>> begin TASK INPUTS

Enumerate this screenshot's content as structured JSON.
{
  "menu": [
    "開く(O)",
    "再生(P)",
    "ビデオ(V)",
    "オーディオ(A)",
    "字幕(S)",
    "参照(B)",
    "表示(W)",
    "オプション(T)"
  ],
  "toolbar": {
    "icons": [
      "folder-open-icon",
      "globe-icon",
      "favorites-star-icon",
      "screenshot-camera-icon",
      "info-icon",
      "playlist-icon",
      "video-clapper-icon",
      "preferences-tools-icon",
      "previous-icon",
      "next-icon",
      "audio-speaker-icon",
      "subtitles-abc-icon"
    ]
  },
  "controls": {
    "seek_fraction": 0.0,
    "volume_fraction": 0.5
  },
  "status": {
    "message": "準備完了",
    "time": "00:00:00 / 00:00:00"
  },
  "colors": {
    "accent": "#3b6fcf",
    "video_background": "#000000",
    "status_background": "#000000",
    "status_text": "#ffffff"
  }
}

>> end TASK INPUTS

YOUR TASK: In the entries above, identify each line that includes the string "screenshot", then copy it.

ANSWER:
Enumerate this screenshot's content as structured JSON.
      "screenshot-camera-icon",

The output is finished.